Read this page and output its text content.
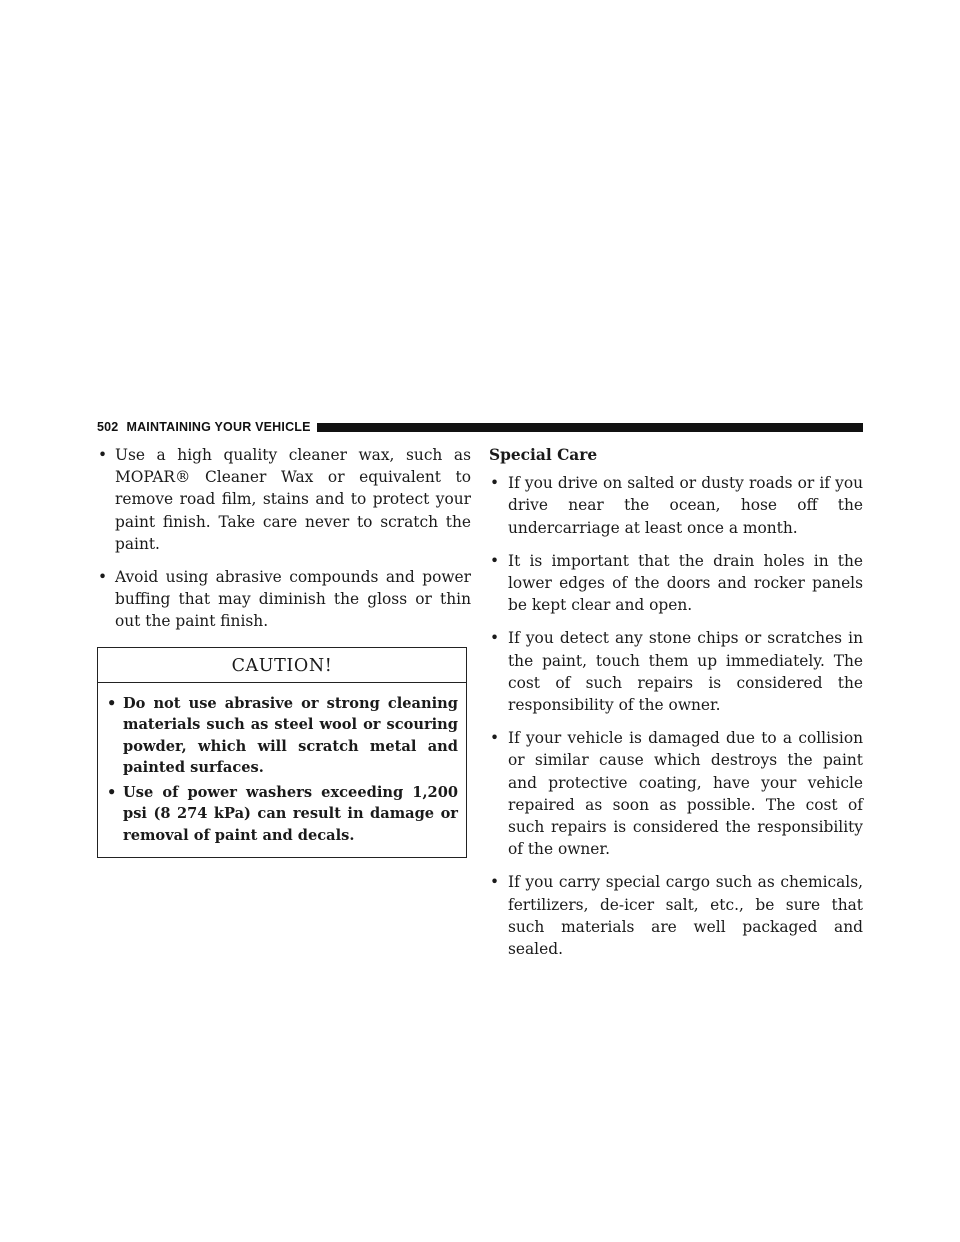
502 MAINTAINING YOUR VEHICLE

• Use a high quality cleaner wax, such as MOPAR® Cleaner Wax or equivalent to remove road film, stains and to protect your paint finish. Take care never to scratch the paint.

• Avoid using abrasive compounds and power buffing that may diminish the gloss or thin out the paint finish.

CAUTION!

• Do not use abrasive or strong cleaning materials such as steel wool or scouring powder, which will scratch metal and painted surfaces.

• Use of power washers exceeding 1,200 psi (8 274 kPa) can result in damage or removal of paint and decals.

Special Care

• If you drive on salted or dusty roads or if you drive near the ocean, hose off the undercarriage at least once a month.

• It is important that the drain holes in the lower edges of the doors and rocker panels be kept clear and open.

• If you detect any stone chips or scratches in the paint, touch them up immediately. The cost of such repairs is considered the responsibility of the owner.

• If your vehicle is damaged due to a collision or similar cause which destroys the paint and protective coating, have your vehicle repaired as soon as possible. The cost of such repairs is considered the responsibility of the owner.

• If you carry special cargo such as chemicals, fertilizers, de-icer salt, etc., be sure that such materials are well packaged and sealed.
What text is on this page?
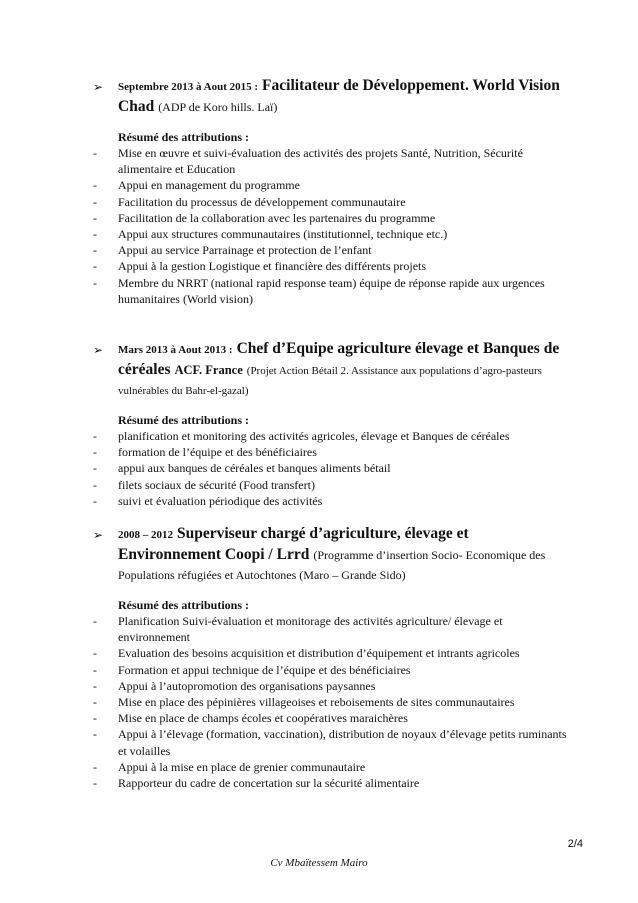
➢ Septembre 2013 à Aout 2015 : Facilitateur de Développement. World Vision Chad (ADP de Koro hills. Laï)
Résumé des attributions :
- Mise en œuvre et suivi-évaluation des activités des projets Santé, Nutrition, Sécurité alimentaire et Education
- Appui en management du programme
- Facilitation du processus de développement communautaire
- Facilitation de la collaboration avec les partenaires du programme
- Appui aux structures communautaires (institutionnel, technique etc.)
- Appui au service Parrainage et protection de l’enfant
- Appui à la gestion Logistique et financière des différents projets
- Membre du NRRT (national rapid response team) équipe de réponse rapide aux urgences humanitaires (World vision)
➢ Mars 2013 à Aout 2013 : Chef d’Equipe agriculture élevage et Banques de céréales ACF. France (Projet Action Bétail 2. Assistance aux populations d’agro-pasteurs vulnérables du Bahr-el-gazal)
Résumé des attributions :
- planification et monitoring des activités agricoles, élevage et Banques de céréales
- formation de l’équipe et des bénéficiaires
- appui aux banques de céréales et banques aliments bétail
- filets sociaux de sécurité (Food transfert)
- suivi et évaluation périodique des activités
➢ 2008 – 2012 Superviseur chargé d’agriculture, élevage et Environnement Coopi / Lrrd (Programme d’insertion Socio- Economique des Populations réfugiées et Autochtones (Maro – Grande Sido)
Résumé des attributions :
- Planification Suivi-évaluation et monitorage des activités agriculture/ élevage et environnement
- Evaluation des besoins acquisition et distribution d’équipement et intrants agricoles
- Formation et appui technique de l’équipe et des bénéficiaires
- Appui à l’autopromotion des organisations paysannes
- Mise en place des pépinières villageoises et reboisements de sites communautaires
- Mise en place de champs écoles et coopératives maraichères
- Appui à l’élevage (formation, vaccination), distribution de noyaux d’élevage petits ruminants et volailles
- Appui à la mise en place de grenier communautaire
- Rapporteur du cadre de concertation sur la sécurité alimentaire
2/4
Cv Mbaïtessem Mairo
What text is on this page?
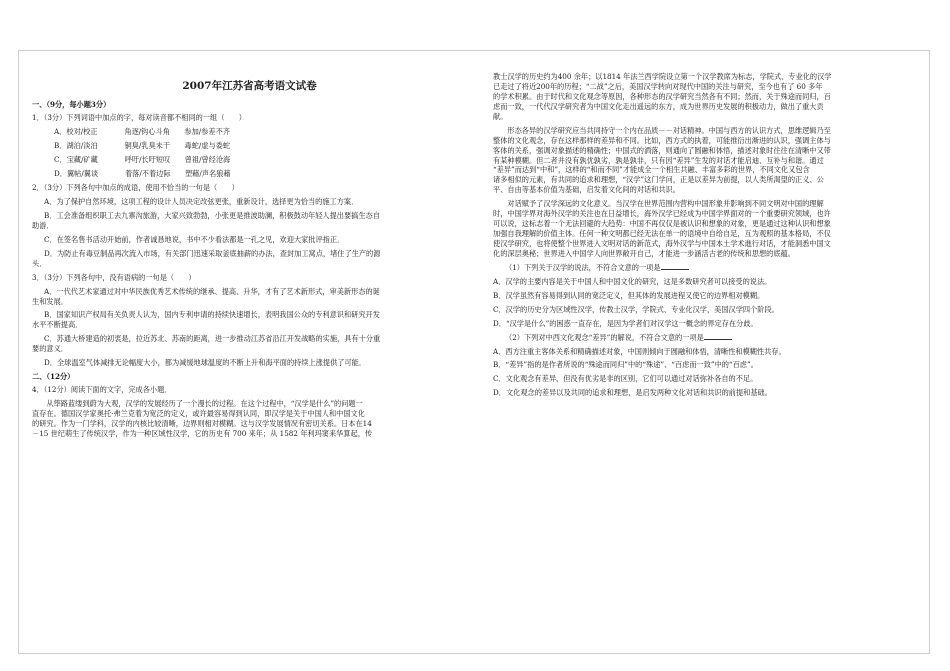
2007年江苏省高考语文试卷
一、（9分，每小题3分）
1．（3分）下列词语中加点的字，每对读音都不相同的一组（　　）
A． 校对/校正	角逐/钩心斗角	参加/参差不齐
B． 湖泊/淡泊	铜臭/乳臭未干	毒蛇/虚与委蛇
C． 宝藏/矿藏	呼吁/长吁短叹	曾祖/曾经沧海
D． 翼帖/翼谈	着落/不着边际	塑藉/声名狼藉
2．（3分）下列各句中加点的成语，使用不恰当的一句是（　　）
A．为了保护自然环境，这项工程的设计人员决定改弦更张，重新设计，选择更为恰当的施工方案．
B．工会准备组织职工去九寨沟旅游，大家兴致勃勃，小张更是推波助澜，积极鼓动年轻人提出要搞生态自
助游．
C．在签名售书活动开始前，作者诚恳地说，书中不少看法都是一孔之见，欢迎大家批评指正．
D．为防止有毒豆制品再次流入市场，有关部门迅速采取釜底抽薪的办法，查封加工窝点，堵住了生产的源
头．
3．（3分）下列各句中，没有语病的一句是（　　）
A．一代代艺术家通过对中华民族优秀艺术传统的继承、提高、升华，才有了艺术新形式，审美新形态的诞
生和发展．
B．国家知识产权局有关负责人认为，国内专利申请的持续快速增长，表明我国公众的专利意识和研究开发
水平不断提高．
C．苏通大桥建造的初衷是，拉近苏北、苏南的距离，进一步推动江苏省沿江开发战略的实施，具有十分重
要的意义．
D．全球温室气体减排无论幅度大小，都为减缓地球温度的不断上升和海平面的持续上涨提供了可能．
二、（12分）
4．（12分）阅读下面的文字，完成各小题．
从筚路蓝缕到蔚为大观，汉学的发展经历了一个漫长的过程。在这个过程中，“汉学是什么”的问题一
直存在。德国汉学家奥托·弗兰克着为宽泛的定义，或许最容易得到认同，即汉学是关于中国人和中国文化
的研究。作为一门学科，汉学的内核比较清晰，边界则相对模糊。这与汉学发展情况有密切关系。日本在14
－15 世纪萌生了传统汉学，作为一种区域性汉学，它的历史有 700 来年；从 1582 年利玛窦来华算起，传
教士汉学的历史约为400 余年；以1814 年法兰西学院设立第一个汉学教席为标志，学院式、专业化的汉学
已走过了将近200年的历程；“二战”之后，美国汉学转向对现代中国的关注与研究，至今也有了 60 多年
的学术积累。由于时代和文化观念等原因，各种形态的汉学研究当然各有不同；然而，关于殊途而同归，百
虑而一致，一代代汉学研究者为中国文化走出遥远的东方，成为世界历史发展的积极动力，做出了重大贡
献。
形态各异的汉学研究应当共同持守一个内在品质－－对话精神。中国与西方的认识方式，思维逻辑乃至
整体的文化观念，存在这样那样的差异和不同。比如，西方式的执着，可能推衍出渐进的认识，强调主体与
客体的关系，强调对象描述的精确性；中国式的洒落，则通向了圆融和体悟，描述对象时往往在清晰中又带
有某种模糊。但二者并没有孰优孰劣，孰是孰非，只有因“差异”生发的对话才能启迪、互补与和谐。通过
“差异”而达到“中和”，这样的“和而不同”才能成全一个相生共融、丰富多彩的世界，不同文化又包含
诸多相似的元素，有共同的追求和理想，“汉学”这门学问，正是以差异为前提，以人类所渴望的正义、公
平、自由等基本价值为基础，启发着文化间的对话和共识。
对话赋予了汉学深远的文化意义。当汉学在世界范围内营构中国形象并影响到不同文明对中国的理解
时，中国学界对海外汉学的关注也在日益增长，海外汉学已经成为中国学界面对的一个重要研究领域，也许
可以说，这标志着一个无法回避的大趋势：中国不再仅仅是被认识和想象的对象，更是通过这种认识和想象
加强自我理解的价值主体。任何一种文明都已经无法在单一的语境中自给自足，互为观照的基本格局，不仅
使汉学研究，也将使整个世界进入文明对话的新范式，海外汉学与中国本土学术進行对话，才能洞悉中国文
化的深层奥秘；世界进入中国学人向世界敞开自己，才能进一步涵活古老的传统和思想的底蕴。
（1）下列关于汉学的说法，不符合文意的一项是
A．汉学的主要内容是关于中国人和中国文化的研究，这是多数研究者可以接受的说法。
B．汉学虽然有容易得到认同的宽泛定义，但其体的发展进程又使它的边界相对模糊。
C．汉学的历史分为区域性汉学，传教士汉学，学院式、专业化汉学，美国汉学四个阶段。
D．“汉学是什么”的困惑一直存在，是因为学者们对汉学这一概念的界定存在分歧。
（2）下列对中西文化观念“差异”的解说，不符合文意的一项是
A．西方注重主客体关系和精确描述对象，中国则倾向于圆融和体悟，清晰性和模糊性共存。
B．“差异”指的是作者所说的“殊途而同归”中的“殊途”、“百虑而一致”中的“百虑”。
C．文化观念有差异，但没有优劣是非的区别，它们可以通过对话弥补各自的不足。
D．文化观念的差异以及共同的追求和理想，是启发两种文化对话和共识的前提和基础。
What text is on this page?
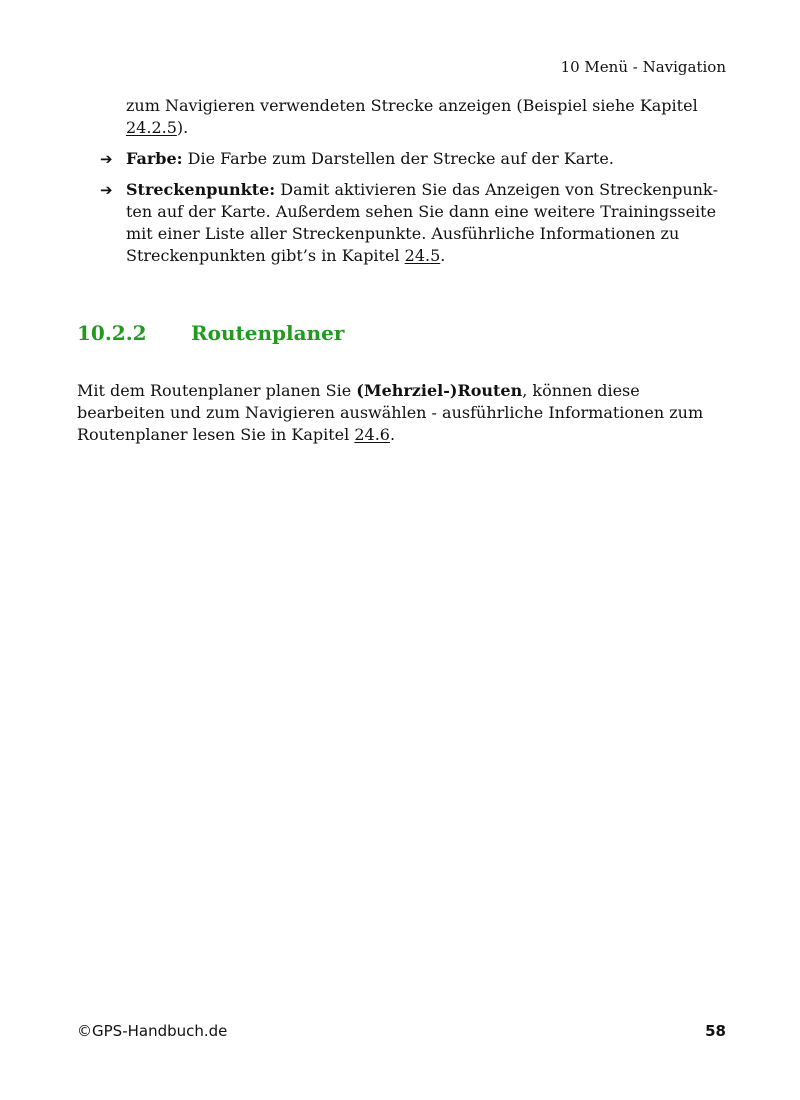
10 Menü - Navigation

zum Navigieren verwendeten Strecke anzeigen (Beispiel siehe Kapitel 24.2.5).

➔ Farbe: Die Farbe zum Darstellen der Strecke auf der Karte.

➔ Streckenpunkte: Damit aktivieren Sie das Anzeigen von Streckenpunkten auf der Karte. Außerdem sehen Sie dann eine weitere Trainingsseite mit einer Liste aller Streckenpunkte. Ausführliche Informationen zu Streckenpunkten gibt’s in Kapitel 24.5.

10.2.2 Routenplaner

Mit dem Routenplaner planen Sie (Mehrziel-)Routen, können diese bearbeiten und zum Navigieren auswählen - ausführliche Informationen zum Routenplaner lesen Sie in Kapitel 24.6.

©GPS-Handbuch.de	58
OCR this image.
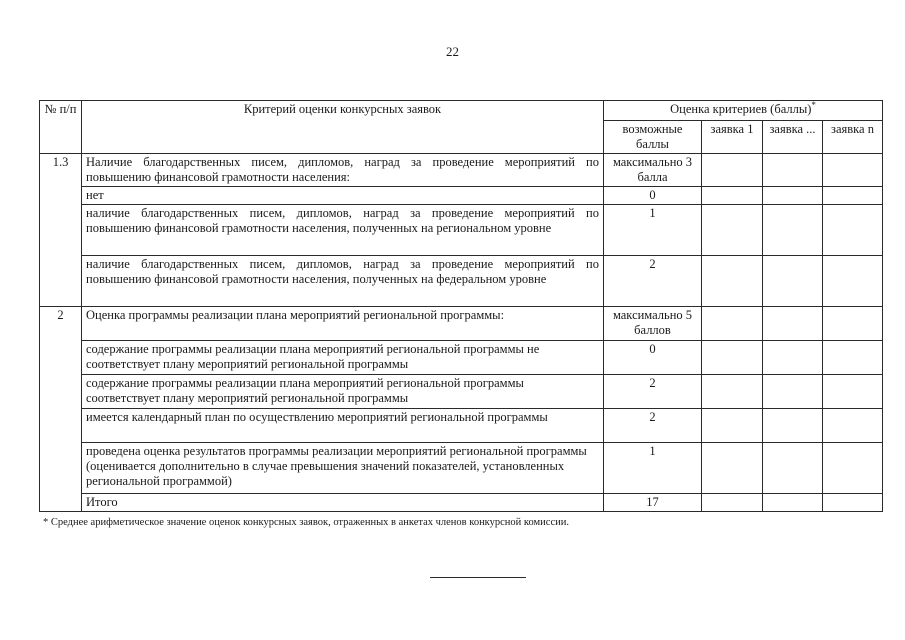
22
№ п/п	Критерий оценки конкурсных заявок	Оценка критериев (баллы)*
		возможные баллы	заявка 1	заявка ...	заявка n
1.3	Наличие благодарственных писем, дипломов, наград за проведение мероприятий по повышению финансовой грамотности населения:	максимально 3 балла			
	нет	0			
	наличие благодарственных писем, дипломов, наград за проведение мероприятий по повышению финансовой грамотности населения, полученных на региональном уровне	1			
	наличие благодарственных писем, дипломов, наград за проведение мероприятий по повышению финансовой грамотности населения, полученных на федеральном уровне	2			
2	Оценка программы реализации плана мероприятий региональной программы:	максимально 5 баллов			
	содержание программы реализации плана мероприятий региональной программы не соответствует плану мероприятий региональной программы	0			
	содержание программы реализации плана мероприятий региональной программы соответствует плану мероприятий региональной программы	2			
	имеется календарный план по осуществлению мероприятий региональной программы	2			
	проведена оценка результатов программы реализации мероприятий региональной программы (оценивается дополнительно в случае превышения значений показателей, установленных региональной программой)	1			
	Итого	17			
* Среднее арифметическое значение оценок конкурсных заявок, отраженных в анкетах членов конкурсной комиссии.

> _Required task_: Gather up the lines containing the word "финансовой" from these records and copy them.

> _Exercise result_:
1.3	Наличие благодарственных писем, дипломов, наград за проведение мероприятий по повышению финансовой грамотности населения:	максимально 3 балла			
	наличие благодарственных писем, дипломов, наград за проведение мероприятий по повышению финансовой грамотности населения, полученных на региональном уровне	1			
	наличие благодарственных писем, дипломов, наград за проведение мероприятий по повышению финансовой грамотности населения, полученных на федеральном уровне	2			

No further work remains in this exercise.